What to produce: Copy all lines that contain the word "color".

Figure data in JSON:

● ● ●

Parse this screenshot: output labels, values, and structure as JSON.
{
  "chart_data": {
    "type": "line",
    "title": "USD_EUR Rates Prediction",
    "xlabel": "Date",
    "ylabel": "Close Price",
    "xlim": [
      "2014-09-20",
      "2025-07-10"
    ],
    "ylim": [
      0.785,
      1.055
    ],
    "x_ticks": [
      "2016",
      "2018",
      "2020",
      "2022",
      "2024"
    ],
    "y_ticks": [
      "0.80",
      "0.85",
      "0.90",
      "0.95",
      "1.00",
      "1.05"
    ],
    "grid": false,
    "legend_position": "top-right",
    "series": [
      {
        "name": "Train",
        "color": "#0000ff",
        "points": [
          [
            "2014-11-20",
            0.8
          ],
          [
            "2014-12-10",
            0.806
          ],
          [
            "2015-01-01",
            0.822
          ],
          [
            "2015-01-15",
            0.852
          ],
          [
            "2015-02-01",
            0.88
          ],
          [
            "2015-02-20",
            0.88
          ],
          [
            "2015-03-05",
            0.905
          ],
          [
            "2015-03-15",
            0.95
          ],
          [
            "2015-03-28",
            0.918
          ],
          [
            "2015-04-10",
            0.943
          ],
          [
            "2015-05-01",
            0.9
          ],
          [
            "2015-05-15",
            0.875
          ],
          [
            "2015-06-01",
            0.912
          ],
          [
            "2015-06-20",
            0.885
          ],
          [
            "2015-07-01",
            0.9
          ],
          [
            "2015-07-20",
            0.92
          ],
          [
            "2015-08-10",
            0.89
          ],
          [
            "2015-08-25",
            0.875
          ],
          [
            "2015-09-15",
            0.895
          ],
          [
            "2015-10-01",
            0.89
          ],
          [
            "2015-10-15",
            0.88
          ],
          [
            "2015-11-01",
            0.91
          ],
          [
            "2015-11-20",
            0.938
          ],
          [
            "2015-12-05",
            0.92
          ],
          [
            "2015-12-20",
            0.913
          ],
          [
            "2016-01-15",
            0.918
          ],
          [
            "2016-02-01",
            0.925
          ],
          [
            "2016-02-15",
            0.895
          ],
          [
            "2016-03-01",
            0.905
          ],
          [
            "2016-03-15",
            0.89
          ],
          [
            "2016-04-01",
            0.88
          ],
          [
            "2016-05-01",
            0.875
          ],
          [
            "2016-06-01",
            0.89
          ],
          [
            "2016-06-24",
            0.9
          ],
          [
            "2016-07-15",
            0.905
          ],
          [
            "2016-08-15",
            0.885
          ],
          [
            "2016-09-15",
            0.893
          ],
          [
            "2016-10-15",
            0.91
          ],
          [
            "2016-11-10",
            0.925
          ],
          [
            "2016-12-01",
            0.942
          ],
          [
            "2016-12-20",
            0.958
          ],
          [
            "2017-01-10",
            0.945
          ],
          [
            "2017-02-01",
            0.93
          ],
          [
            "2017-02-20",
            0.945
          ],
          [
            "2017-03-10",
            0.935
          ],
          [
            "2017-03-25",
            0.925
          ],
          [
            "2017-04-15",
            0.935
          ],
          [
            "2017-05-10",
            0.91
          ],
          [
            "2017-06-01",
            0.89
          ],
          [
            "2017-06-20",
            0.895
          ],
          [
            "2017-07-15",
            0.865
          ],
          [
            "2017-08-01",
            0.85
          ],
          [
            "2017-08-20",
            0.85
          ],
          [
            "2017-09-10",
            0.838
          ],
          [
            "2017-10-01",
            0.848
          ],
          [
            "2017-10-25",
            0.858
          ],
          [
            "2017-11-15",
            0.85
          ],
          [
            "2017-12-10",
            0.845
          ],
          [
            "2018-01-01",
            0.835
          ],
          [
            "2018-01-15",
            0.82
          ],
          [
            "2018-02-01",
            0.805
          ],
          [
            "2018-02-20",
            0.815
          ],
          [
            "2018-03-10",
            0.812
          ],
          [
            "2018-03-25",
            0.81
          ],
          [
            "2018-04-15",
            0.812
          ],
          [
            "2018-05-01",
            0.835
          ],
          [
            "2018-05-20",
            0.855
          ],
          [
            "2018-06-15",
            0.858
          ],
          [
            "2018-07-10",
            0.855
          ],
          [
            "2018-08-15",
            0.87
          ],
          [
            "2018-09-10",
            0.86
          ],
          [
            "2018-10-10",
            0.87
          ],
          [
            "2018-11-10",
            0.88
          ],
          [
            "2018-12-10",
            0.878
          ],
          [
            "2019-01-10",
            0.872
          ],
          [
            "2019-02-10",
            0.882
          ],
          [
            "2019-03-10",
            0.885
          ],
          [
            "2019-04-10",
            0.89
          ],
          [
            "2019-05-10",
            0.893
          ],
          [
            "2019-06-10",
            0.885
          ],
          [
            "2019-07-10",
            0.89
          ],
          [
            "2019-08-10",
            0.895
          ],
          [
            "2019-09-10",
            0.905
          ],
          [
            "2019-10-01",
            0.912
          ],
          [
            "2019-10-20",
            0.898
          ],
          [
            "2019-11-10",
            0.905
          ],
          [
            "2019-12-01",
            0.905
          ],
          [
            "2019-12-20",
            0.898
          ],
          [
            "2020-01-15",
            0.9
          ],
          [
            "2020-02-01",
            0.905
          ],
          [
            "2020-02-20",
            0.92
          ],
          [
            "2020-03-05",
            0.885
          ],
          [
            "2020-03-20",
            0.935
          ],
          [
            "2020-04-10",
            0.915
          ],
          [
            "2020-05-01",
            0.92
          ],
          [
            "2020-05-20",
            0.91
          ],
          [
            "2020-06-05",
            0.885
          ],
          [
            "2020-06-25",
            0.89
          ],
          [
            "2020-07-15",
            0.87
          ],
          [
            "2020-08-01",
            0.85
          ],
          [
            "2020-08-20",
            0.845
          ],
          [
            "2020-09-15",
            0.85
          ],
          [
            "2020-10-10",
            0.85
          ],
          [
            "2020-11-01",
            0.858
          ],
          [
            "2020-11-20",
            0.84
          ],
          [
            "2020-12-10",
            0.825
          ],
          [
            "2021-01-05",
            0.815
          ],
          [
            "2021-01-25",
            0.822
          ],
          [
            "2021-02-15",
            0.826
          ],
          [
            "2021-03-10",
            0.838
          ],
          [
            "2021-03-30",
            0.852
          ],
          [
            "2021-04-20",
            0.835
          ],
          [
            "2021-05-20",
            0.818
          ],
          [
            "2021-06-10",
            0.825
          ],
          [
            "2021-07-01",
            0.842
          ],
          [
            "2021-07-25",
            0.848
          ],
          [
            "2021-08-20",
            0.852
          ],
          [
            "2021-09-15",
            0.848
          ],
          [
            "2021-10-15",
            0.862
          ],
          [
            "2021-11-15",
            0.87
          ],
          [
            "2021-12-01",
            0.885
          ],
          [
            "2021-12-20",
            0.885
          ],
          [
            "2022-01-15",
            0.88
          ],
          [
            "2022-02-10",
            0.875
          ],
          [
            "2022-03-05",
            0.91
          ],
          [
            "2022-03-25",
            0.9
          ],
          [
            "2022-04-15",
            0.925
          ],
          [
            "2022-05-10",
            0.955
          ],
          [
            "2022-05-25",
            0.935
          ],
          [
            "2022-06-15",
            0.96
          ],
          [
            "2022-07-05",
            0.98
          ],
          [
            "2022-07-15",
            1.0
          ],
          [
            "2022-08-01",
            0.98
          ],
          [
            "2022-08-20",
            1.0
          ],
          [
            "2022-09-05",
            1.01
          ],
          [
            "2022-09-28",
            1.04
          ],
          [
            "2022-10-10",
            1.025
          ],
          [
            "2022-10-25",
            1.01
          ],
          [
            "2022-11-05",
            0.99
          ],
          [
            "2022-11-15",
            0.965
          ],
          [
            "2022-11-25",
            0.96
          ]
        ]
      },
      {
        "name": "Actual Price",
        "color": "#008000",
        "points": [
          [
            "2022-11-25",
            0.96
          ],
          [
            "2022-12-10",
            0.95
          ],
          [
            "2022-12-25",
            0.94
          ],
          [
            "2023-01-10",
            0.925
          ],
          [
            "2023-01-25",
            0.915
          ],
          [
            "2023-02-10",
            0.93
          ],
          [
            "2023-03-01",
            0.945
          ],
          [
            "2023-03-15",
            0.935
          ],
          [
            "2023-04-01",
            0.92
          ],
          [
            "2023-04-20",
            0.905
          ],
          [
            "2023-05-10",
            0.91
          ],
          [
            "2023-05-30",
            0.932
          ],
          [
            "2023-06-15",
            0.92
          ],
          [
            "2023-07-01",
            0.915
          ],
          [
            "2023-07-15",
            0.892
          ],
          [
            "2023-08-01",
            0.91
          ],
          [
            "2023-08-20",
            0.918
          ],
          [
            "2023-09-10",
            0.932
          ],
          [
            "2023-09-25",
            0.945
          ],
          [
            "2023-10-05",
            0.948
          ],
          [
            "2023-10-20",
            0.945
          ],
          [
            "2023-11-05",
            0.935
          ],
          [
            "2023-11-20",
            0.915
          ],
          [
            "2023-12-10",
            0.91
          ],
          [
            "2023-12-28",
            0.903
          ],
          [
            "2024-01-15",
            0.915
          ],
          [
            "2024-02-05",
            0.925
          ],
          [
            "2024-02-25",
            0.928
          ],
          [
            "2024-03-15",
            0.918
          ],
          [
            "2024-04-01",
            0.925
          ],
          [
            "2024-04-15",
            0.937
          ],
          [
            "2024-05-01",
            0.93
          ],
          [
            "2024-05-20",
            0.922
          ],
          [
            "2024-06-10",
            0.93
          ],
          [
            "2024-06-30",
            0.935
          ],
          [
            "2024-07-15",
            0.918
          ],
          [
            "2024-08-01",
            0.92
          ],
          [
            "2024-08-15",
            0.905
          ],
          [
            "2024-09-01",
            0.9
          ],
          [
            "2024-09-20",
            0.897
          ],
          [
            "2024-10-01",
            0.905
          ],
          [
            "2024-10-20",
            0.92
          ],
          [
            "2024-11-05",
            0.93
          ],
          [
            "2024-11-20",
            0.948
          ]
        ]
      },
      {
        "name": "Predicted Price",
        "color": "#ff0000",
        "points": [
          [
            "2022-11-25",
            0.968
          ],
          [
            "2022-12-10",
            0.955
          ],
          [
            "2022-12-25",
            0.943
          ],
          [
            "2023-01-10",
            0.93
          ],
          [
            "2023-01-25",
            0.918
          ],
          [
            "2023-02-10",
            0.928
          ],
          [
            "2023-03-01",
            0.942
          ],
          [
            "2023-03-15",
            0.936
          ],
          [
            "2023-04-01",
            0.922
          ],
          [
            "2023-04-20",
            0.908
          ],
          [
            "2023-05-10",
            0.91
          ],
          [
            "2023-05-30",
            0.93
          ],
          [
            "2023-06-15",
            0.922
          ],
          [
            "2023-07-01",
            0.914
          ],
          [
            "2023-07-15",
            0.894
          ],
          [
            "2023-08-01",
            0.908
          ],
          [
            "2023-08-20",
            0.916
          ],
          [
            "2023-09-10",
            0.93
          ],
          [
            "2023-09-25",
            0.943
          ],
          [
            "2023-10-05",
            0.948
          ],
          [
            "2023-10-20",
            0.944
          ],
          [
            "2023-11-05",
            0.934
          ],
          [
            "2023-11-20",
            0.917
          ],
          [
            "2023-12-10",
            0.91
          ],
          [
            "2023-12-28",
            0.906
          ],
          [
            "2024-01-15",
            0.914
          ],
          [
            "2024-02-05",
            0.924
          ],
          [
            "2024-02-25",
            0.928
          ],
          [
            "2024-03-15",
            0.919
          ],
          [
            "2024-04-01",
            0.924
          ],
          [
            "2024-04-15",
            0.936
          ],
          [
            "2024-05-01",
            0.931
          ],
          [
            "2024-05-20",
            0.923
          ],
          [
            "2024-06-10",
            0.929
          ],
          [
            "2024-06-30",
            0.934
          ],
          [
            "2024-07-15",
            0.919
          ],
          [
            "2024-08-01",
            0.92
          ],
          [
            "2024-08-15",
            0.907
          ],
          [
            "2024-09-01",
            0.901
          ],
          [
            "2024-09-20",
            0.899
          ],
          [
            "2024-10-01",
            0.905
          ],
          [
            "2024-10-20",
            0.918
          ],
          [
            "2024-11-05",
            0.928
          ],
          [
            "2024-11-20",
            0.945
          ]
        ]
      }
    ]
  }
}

● ● ●

Written answer:
        "color": "#0000ff",
        "color": "#008000",
        "color": "#ff0000",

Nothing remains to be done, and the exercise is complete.